==== Data shown

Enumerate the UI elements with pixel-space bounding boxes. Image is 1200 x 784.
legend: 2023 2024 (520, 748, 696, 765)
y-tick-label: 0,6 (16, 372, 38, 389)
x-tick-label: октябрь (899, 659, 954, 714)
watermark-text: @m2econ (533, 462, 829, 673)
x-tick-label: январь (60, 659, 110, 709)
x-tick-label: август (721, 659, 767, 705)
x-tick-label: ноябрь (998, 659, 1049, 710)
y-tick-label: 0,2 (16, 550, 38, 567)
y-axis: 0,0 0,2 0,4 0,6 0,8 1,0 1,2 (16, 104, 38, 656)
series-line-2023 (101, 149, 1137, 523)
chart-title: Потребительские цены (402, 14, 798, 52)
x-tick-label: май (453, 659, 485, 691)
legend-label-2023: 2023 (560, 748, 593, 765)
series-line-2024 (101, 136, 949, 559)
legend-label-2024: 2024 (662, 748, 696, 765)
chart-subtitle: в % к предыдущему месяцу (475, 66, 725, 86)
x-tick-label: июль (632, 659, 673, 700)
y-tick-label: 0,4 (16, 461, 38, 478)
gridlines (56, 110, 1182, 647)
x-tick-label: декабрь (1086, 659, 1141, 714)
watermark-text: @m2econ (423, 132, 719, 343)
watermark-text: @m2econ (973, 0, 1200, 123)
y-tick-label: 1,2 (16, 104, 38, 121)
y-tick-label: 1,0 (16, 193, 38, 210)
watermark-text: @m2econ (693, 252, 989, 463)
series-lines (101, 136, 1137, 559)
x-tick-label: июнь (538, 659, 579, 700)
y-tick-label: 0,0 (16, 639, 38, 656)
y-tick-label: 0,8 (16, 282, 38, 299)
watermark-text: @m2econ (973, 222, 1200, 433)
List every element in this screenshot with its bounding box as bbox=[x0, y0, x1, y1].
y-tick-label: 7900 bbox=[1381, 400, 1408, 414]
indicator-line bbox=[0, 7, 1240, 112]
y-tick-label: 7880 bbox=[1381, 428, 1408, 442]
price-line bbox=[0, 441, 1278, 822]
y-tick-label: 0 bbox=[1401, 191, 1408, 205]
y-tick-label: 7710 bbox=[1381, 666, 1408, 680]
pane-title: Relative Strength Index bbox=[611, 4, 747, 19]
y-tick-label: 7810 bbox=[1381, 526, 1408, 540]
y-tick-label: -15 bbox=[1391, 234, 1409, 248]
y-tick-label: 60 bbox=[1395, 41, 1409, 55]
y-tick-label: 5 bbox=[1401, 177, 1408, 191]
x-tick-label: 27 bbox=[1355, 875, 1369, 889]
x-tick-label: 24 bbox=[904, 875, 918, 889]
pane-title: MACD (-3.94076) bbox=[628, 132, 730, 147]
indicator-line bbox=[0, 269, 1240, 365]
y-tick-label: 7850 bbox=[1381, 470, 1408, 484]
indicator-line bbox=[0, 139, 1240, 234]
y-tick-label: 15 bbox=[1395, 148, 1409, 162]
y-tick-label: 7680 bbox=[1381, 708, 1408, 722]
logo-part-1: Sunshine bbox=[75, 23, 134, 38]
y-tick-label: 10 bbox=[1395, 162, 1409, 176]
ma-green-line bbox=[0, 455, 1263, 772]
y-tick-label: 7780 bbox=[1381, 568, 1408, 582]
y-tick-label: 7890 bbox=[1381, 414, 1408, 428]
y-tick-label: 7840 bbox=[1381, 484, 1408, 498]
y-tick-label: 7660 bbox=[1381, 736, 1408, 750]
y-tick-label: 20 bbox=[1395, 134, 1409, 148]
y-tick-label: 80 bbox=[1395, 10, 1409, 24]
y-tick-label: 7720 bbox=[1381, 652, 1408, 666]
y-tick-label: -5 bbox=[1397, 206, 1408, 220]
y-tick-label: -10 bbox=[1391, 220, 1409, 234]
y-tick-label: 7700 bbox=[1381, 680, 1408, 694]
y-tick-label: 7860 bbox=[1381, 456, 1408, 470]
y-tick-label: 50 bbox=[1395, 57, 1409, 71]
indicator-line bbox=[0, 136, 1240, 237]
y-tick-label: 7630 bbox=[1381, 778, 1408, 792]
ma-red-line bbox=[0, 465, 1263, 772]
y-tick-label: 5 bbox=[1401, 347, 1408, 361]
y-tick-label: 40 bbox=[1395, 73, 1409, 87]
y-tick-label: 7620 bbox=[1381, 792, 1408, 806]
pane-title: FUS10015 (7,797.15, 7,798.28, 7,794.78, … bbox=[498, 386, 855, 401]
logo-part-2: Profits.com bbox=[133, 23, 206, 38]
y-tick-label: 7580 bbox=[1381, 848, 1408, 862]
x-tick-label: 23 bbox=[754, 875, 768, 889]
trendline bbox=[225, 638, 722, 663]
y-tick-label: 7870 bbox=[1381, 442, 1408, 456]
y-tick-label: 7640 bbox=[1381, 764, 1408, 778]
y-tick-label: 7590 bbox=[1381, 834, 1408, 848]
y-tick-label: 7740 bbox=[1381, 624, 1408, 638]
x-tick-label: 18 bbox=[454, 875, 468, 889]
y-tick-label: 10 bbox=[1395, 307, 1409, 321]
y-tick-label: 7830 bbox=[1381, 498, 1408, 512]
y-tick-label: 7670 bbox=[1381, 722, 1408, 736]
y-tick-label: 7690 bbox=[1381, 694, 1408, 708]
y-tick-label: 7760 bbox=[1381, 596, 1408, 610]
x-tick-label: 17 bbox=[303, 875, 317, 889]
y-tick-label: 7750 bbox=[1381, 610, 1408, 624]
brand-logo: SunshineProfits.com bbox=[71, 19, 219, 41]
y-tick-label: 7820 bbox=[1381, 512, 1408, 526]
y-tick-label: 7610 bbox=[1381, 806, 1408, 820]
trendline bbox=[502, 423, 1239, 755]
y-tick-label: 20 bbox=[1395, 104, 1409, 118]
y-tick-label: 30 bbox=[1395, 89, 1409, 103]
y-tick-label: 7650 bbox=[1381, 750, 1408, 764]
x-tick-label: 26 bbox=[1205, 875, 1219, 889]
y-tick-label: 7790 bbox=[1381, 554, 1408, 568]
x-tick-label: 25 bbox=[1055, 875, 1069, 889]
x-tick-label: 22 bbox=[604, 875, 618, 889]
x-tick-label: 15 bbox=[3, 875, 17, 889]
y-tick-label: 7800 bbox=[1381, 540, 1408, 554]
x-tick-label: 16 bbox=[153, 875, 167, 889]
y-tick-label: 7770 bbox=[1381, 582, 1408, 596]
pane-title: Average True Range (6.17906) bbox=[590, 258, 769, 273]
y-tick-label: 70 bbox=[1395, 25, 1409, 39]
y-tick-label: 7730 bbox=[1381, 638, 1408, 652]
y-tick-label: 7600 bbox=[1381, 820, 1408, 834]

========

What is needed - Copy every row above verbatim, line for line, in the same order.

Exercise answer -
Enumerate the UI elements with pixel-space bounding boxes. Image is 1200 x 784.
legend: 2023 2024 (520, 748, 696, 765)
y-tick-label: 0,6 (16, 372, 38, 389)
x-tick-label: октябрь (899, 659, 954, 714)
watermark-text: @m2econ (533, 462, 829, 673)
x-tick-label: январь (60, 659, 110, 709)
x-tick-label: август (721, 659, 767, 705)
x-tick-label: ноябрь (998, 659, 1049, 710)
y-tick-label: 0,2 (16, 550, 38, 567)
y-axis: 0,0 0,2 0,4 0,6 0,8 1,0 1,2 (16, 104, 38, 656)
series-line-2023 (101, 149, 1137, 523)
chart-title: Потребительские цены (402, 14, 798, 52)
x-tick-label: май (453, 659, 485, 691)
legend-label-2023: 2023 (560, 748, 593, 765)
series-line-2024 (101, 136, 949, 559)
legend-label-2024: 2024 (662, 748, 696, 765)
chart-subtitle: в % к предыдущему месяцу (475, 66, 725, 86)
x-tick-label: июль (632, 659, 673, 700)
y-tick-label: 0,4 (16, 461, 38, 478)
gridlines (56, 110, 1182, 647)
x-tick-label: декабрь (1086, 659, 1141, 714)
watermark-text: @m2econ (423, 132, 719, 343)
watermark-text: @m2econ (973, 0, 1200, 123)
y-tick-label: 1,2 (16, 104, 38, 121)
y-tick-label: 1,0 (16, 193, 38, 210)
watermark-text: @m2econ (693, 252, 989, 463)
series-lines (101, 136, 1137, 559)
x-tick-label: июнь (538, 659, 579, 700)
y-tick-label: 0,0 (16, 639, 38, 656)
y-tick-label: 0,8 (16, 282, 38, 299)
watermark-text: @m2econ (973, 222, 1200, 433)
List every element in this screenshot with its bounding box as bbox=[x0, y0, x1, y1].
y-tick-label: 7900 bbox=[1381, 400, 1408, 414]
indicator-line bbox=[0, 7, 1240, 112]
y-tick-label: 7880 bbox=[1381, 428, 1408, 442]
price-line bbox=[0, 441, 1278, 822]
y-tick-label: 0 bbox=[1401, 191, 1408, 205]
y-tick-label: 7710 bbox=[1381, 666, 1408, 680]
pane-title: Relative Strength Index bbox=[611, 4, 747, 19]
y-tick-label: 7810 bbox=[1381, 526, 1408, 540]
y-tick-label: -15 bbox=[1391, 234, 1409, 248]
y-tick-label: 60 bbox=[1395, 41, 1409, 55]
y-tick-label: 5 bbox=[1401, 177, 1408, 191]
x-tick-label: 27 bbox=[1355, 875, 1369, 889]
x-tick-label: 24 bbox=[904, 875, 918, 889]
pane-title: MACD (-3.94076) bbox=[628, 132, 730, 147]
indicator-line bbox=[0, 269, 1240, 365]
y-tick-label: 7850 bbox=[1381, 470, 1408, 484]
indicator-line bbox=[0, 139, 1240, 234]
y-tick-label: 15 bbox=[1395, 148, 1409, 162]
y-tick-label: 7680 bbox=[1381, 708, 1408, 722]
logo-part-1: Sunshine bbox=[75, 23, 134, 38]
y-tick-label: 10 bbox=[1395, 162, 1409, 176]
ma-green-line bbox=[0, 455, 1263, 772]
y-tick-label: 7780 bbox=[1381, 568, 1408, 582]
y-tick-label: 7890 bbox=[1381, 414, 1408, 428]
y-tick-label: 7840 bbox=[1381, 484, 1408, 498]
y-tick-label: 7660 bbox=[1381, 736, 1408, 750]
y-tick-label: 20 bbox=[1395, 134, 1409, 148]
y-tick-label: 80 bbox=[1395, 10, 1409, 24]
y-tick-label: 7720 bbox=[1381, 652, 1408, 666]
y-tick-label: -5 bbox=[1397, 206, 1408, 220]
y-tick-label: -10 bbox=[1391, 220, 1409, 234]
y-tick-label: 7700 bbox=[1381, 680, 1408, 694]
y-tick-label: 7860 bbox=[1381, 456, 1408, 470]
y-tick-label: 50 bbox=[1395, 57, 1409, 71]
indicator-line bbox=[0, 136, 1240, 237]
y-tick-label: 7630 bbox=[1381, 778, 1408, 792]
ma-red-line bbox=[0, 465, 1263, 772]
y-tick-label: 5 bbox=[1401, 347, 1408, 361]
y-tick-label: 40 bbox=[1395, 73, 1409, 87]
y-tick-label: 7620 bbox=[1381, 792, 1408, 806]
pane-title: FUS10015 (7,797.15, 7,798.28, 7,794.78, … bbox=[498, 386, 855, 401]
logo-part-2: Profits.com bbox=[133, 23, 206, 38]
y-tick-label: 7580 bbox=[1381, 848, 1408, 862]
x-tick-label: 23 bbox=[754, 875, 768, 889]
trendline bbox=[225, 638, 722, 663]
y-tick-label: 7870 bbox=[1381, 442, 1408, 456]
y-tick-label: 7640 bbox=[1381, 764, 1408, 778]
y-tick-label: 7590 bbox=[1381, 834, 1408, 848]
y-tick-label: 7740 bbox=[1381, 624, 1408, 638]
x-tick-label: 18 bbox=[454, 875, 468, 889]
y-tick-label: 10 bbox=[1395, 307, 1409, 321]
y-tick-label: 7830 bbox=[1381, 498, 1408, 512]
y-tick-label: 7670 bbox=[1381, 722, 1408, 736]
y-tick-label: 7690 bbox=[1381, 694, 1408, 708]
y-tick-label: 7760 bbox=[1381, 596, 1408, 610]
x-tick-label: 17 bbox=[303, 875, 317, 889]
y-tick-label: 7750 bbox=[1381, 610, 1408, 624]
brand-logo: SunshineProfits.com bbox=[71, 19, 219, 41]
y-tick-label: 7820 bbox=[1381, 512, 1408, 526]
y-tick-label: 7610 bbox=[1381, 806, 1408, 820]
trendline bbox=[502, 423, 1239, 755]
y-tick-label: 20 bbox=[1395, 104, 1409, 118]
y-tick-label: 30 bbox=[1395, 89, 1409, 103]
y-tick-label: 7650 bbox=[1381, 750, 1408, 764]
x-tick-label: 26 bbox=[1205, 875, 1219, 889]
y-tick-label: 7790 bbox=[1381, 554, 1408, 568]
x-tick-label: 25 bbox=[1055, 875, 1069, 889]
x-tick-label: 22 bbox=[604, 875, 618, 889]
x-tick-label: 15 bbox=[3, 875, 17, 889]
y-tick-label: 7800 bbox=[1381, 540, 1408, 554]
x-tick-label: 16 bbox=[153, 875, 167, 889]
y-tick-label: 7770 bbox=[1381, 582, 1408, 596]
pane-title: Average True Range (6.17906) bbox=[590, 258, 769, 273]
y-tick-label: 70 bbox=[1395, 25, 1409, 39]
y-tick-label: 7730 bbox=[1381, 638, 1408, 652]
y-tick-label: 7600 bbox=[1381, 820, 1408, 834]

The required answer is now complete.